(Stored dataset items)
————

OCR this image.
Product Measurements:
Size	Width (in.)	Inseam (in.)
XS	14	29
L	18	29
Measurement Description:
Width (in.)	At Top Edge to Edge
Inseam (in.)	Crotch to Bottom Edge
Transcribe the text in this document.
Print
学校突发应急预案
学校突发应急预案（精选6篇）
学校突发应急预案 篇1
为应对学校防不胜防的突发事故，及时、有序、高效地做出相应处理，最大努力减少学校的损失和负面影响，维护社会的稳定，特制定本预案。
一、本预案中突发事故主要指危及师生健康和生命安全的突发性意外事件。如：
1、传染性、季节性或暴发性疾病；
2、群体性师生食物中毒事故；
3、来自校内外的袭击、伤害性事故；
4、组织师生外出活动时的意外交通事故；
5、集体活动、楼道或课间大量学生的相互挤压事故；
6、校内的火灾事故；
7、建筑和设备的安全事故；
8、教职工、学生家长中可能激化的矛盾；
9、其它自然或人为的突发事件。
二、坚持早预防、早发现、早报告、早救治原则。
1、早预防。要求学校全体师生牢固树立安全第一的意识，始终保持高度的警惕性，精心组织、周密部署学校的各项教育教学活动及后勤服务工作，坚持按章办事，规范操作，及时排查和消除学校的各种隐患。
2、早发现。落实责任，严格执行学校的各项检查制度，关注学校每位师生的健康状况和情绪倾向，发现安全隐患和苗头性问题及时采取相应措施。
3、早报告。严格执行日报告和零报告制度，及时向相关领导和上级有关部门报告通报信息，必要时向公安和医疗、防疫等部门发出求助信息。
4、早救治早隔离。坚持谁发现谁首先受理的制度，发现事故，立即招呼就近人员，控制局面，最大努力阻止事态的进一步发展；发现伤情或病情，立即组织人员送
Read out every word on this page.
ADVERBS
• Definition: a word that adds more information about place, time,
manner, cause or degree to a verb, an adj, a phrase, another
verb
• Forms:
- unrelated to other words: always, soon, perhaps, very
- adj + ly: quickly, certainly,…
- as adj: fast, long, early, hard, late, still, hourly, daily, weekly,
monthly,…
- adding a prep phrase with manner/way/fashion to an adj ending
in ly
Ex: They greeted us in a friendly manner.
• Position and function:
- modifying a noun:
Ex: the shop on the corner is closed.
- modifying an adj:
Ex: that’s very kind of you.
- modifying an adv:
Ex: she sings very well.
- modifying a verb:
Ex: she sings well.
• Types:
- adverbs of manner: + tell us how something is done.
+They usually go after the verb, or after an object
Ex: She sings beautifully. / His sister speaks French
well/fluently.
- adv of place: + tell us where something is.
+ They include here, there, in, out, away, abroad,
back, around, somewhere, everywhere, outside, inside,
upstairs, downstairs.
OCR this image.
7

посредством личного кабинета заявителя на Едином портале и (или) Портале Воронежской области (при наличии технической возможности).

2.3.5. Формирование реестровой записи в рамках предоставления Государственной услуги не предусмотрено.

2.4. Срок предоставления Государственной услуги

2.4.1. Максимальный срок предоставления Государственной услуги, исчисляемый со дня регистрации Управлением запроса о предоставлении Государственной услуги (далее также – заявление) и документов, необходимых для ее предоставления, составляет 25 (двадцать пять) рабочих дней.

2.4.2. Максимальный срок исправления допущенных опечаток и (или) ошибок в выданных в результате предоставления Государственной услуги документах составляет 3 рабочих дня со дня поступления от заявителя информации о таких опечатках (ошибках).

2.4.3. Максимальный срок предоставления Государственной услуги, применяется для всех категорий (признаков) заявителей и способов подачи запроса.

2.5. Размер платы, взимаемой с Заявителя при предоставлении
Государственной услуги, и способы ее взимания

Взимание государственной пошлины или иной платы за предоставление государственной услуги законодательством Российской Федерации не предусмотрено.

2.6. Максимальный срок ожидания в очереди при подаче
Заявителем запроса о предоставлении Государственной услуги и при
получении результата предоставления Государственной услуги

————

## The request
For the entries above, count the lines that contain the string "something", and state that number without further comment.

## Exercise solution
2